**Required task**. Which lines in the material below contain the word "SECOND"? Copy each of them.

---------------

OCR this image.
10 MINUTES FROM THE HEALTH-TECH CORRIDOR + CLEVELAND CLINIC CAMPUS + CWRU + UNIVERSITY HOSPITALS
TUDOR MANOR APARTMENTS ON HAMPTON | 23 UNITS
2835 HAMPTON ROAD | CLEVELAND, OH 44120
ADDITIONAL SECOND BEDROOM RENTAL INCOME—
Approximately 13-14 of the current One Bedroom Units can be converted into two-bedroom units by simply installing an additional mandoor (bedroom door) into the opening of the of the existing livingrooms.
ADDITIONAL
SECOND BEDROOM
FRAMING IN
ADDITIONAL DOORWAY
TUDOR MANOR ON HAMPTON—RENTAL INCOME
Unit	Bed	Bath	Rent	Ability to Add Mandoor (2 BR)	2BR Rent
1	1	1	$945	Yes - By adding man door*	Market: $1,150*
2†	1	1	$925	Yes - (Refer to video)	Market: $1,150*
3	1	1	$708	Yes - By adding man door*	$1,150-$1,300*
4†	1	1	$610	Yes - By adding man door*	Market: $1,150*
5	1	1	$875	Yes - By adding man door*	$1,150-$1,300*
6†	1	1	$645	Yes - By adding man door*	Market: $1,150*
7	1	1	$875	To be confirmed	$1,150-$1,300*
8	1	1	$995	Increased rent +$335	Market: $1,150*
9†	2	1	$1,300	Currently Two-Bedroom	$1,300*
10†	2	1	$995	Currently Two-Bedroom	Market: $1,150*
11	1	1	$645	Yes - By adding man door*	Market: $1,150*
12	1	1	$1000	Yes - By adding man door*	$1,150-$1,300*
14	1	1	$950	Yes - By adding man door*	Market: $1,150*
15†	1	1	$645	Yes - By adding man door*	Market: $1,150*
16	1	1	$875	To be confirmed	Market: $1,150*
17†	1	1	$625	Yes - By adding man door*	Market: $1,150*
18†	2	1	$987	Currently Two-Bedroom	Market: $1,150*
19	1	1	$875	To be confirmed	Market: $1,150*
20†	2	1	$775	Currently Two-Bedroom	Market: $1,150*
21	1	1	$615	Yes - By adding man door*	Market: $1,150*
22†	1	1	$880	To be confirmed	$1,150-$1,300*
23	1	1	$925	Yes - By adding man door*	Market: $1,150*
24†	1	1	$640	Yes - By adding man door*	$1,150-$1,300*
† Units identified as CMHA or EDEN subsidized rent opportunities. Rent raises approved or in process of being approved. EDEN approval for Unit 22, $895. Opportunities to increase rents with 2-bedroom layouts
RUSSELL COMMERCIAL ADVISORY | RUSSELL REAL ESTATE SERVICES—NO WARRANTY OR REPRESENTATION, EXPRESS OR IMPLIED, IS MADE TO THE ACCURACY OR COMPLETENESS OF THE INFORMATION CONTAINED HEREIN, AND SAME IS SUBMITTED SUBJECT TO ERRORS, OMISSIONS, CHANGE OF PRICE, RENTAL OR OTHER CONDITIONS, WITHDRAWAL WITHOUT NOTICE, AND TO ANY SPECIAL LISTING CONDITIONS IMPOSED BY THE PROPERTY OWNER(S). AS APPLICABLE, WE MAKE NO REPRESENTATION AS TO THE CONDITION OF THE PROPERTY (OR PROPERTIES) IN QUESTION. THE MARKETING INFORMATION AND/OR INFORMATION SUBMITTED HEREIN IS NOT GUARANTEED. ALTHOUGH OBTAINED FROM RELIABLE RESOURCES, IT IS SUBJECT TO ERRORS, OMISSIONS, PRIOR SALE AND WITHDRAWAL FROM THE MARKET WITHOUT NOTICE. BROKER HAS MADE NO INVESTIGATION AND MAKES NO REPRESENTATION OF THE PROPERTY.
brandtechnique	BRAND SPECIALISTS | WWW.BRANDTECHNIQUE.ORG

---------------

**Result**.
ADDITIONAL SECOND BEDROOM RENTAL INCOME—
SECOND BEDROOM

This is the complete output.